##### Text block
MCDC dancers Rashaun Mitchell & Andrea Webber in "Antic Meet". Photo by Yi-Chun Wu.
This weekend, Merce Cunningham Dance Company (MCDC) comes to Chicago. The two shows, co-presented by the Dance Center at Columbia College and the Harris Theater, mark the second to last stop on the company’s two-year Legacy Tour performing works from Cunningham’s 70-year career. Bonnie Brooks, former chair and current faculty member (on sabbatical) at Columbia College’s Dance Department, has been traveling with the company and will be documenting the company’s experience for the Legacy Plan. Her background and extensive knowledge of his work make her the perfect person for the job. I spoke with Brooks via phone last week about the tour, his legacy and the upcoming performances.
How did you get involved with the Legacy Tour?
I have a long history with Merce and the company. I first met Merce in the 1980s when I was working with the National Endowment for the Arts. I’ve kept up with the company in various ways over the years. When I came to Chicago and we began to present them, that sort of furthered the relationship and I started writing and lecturing on Merce’s work and they started inviting me to go to different engagements with them and do pre-performance talks, interview Merce, help out with various things. After Merce died (2009) and they determined they were going to go on the Legacy Tour, they realized part of what they needed to do was document it, document the whole story of the Legacy Plan. They felt that because of my history with the company, my friendship with Merce and something of the distance that I had because I wasn’t immediately employed by the company, that I would be a good choice to do that. So they invited me to join.
Is this directly related to why you took a sabbatical? Did you take time off so you could be on the tour?
No. Actually, that was another piece of the story that was one of those marvelous coincidences in life. I made the decision in 2008 when I renewed my contract to chair the dept at the Dance Center, that was going to be my final three years as chair. At that time Merce was still living and there was no influence at all between my decision and what has happened. Since then, the college decided to give me a year-long sabbatical when I stepped down and that very neatly coincided with when the company wanted me to start traveling with them on a regular basis. It’s one of those wonderful accidents.
What exactly are you doing on the tour?
It varies from engagement to engagement. Sometimes they ask me to pre or post-performance talks or introduce open rehearsals, things like that. Sometimes I’m just there to observe what’s happening. I’ve taken pictures. It really depends on what the presenter has asked, what residency activities have been put together. One of the things that has happened as a result of me traveling with them, which I think was an intention on their part, it has given me a chance to get the perspective of many, many people on the Legacy Tour, the Legacy Plan, the kind of radical decision the company has made to close its doors…that’s given me a lot to work with in terms of what I’ll be writing after the tour.
##########
##### Supplied information
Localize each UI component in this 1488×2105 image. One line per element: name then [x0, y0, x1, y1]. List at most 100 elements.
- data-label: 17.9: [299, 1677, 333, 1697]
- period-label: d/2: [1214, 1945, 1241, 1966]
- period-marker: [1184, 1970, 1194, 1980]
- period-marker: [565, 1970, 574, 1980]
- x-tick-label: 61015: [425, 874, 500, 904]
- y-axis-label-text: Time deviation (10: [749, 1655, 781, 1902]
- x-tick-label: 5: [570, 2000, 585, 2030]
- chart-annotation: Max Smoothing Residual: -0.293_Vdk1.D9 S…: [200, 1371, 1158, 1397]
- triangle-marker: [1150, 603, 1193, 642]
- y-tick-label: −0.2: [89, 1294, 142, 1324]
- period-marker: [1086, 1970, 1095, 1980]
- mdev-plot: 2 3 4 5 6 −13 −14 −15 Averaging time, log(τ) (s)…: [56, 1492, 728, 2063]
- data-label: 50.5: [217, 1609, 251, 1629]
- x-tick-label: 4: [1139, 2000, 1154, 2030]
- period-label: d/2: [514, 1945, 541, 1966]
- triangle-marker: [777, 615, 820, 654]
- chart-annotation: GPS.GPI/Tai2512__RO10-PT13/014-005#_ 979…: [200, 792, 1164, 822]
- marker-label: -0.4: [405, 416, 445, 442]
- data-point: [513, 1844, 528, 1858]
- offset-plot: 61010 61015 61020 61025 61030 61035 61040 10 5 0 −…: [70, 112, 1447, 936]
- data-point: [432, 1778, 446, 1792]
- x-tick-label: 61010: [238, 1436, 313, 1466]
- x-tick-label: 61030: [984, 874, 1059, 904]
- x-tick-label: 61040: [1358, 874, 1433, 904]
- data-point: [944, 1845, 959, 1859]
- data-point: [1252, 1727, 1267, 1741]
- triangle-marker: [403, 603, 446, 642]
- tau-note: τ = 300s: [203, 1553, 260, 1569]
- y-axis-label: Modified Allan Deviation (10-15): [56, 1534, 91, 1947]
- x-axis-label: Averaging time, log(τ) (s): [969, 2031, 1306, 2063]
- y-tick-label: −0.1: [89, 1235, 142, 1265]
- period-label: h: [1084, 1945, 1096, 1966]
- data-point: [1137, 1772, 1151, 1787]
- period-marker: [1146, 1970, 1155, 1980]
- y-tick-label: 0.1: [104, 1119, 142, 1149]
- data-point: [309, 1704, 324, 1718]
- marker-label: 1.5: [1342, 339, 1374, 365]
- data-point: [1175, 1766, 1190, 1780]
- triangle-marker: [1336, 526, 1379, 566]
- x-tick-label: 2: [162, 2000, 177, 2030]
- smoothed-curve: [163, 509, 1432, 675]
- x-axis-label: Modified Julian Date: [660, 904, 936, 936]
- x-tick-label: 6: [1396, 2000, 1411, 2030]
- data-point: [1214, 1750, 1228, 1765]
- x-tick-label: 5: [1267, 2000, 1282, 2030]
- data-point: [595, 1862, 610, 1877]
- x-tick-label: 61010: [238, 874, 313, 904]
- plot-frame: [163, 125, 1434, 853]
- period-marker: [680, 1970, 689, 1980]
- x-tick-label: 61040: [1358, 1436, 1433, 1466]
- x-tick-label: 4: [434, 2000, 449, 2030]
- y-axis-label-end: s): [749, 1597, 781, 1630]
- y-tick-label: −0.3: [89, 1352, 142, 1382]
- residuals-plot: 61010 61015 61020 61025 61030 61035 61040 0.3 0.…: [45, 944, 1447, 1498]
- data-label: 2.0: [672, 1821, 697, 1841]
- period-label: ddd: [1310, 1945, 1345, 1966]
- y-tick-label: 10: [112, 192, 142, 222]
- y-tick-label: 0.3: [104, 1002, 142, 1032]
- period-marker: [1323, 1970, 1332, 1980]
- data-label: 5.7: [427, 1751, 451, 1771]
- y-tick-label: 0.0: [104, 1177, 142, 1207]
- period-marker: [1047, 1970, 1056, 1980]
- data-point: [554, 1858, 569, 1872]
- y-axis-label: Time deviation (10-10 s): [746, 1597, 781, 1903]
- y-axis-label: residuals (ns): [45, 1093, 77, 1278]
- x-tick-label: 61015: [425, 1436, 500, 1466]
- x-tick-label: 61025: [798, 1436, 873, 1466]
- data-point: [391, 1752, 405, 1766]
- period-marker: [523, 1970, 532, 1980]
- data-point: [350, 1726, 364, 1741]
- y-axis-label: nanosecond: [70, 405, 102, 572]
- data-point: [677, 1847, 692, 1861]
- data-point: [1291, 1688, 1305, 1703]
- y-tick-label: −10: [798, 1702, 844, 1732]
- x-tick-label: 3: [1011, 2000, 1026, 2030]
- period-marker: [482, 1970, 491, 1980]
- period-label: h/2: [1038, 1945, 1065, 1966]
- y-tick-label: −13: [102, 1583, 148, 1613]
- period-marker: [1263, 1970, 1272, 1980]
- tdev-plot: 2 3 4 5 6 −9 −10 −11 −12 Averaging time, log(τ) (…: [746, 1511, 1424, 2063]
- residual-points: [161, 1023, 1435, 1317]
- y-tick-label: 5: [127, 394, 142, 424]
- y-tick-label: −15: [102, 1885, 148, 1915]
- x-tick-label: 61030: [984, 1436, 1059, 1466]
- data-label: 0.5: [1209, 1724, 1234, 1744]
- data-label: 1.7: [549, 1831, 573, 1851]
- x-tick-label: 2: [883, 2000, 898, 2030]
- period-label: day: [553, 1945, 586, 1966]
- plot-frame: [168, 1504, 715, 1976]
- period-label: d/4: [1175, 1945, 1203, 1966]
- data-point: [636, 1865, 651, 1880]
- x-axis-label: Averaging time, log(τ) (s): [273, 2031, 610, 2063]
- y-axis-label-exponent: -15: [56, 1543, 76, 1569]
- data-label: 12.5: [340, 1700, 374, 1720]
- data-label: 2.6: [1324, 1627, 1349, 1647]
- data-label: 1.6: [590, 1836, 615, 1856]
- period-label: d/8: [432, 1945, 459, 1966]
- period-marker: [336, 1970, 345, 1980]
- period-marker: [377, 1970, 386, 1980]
##########
Stated task 1
In the interview about the Merce Cunningham Legacy Tour, when did Bonnie Brooks first meet Merce, and what was her job then?
Stated task 2
From the interview about the Merce Cunningham Legacy Tour, list every activity Brooks names as part of her work on the tour.
Stated task 3
Write the next part of the interview about the Merce Cunningham Legacy Tour, following on from Brooks's last answer.

Right answer 1
She first met Merce in the 1980s, when she was working with the National Endowment for the Arts.

Right answer 2
- Pre- or post-performance talks
- Introducing open rehearsals
- Observing what's happening
- Taking pictures

Right answer 3
Were you instrumental in getting them here?
Yes. When I was chair of the department, I was very actively involved with the program. We had negotiated that they would come two years ago. We negotiated it before Merce died that they would come and do events at our theater, previous to that we’d always presented them at the Harris Theater…and then Merce died. They began to book the Legacy Tour and I said we have to bring them back one more time. We were going to have them in November, but decided to have them in the second part of the tour, which is wonderful because they’re very near the end of the almost 40-city, two-year tour.
Now that it’s so close the end of the tour, are people getting more emotional?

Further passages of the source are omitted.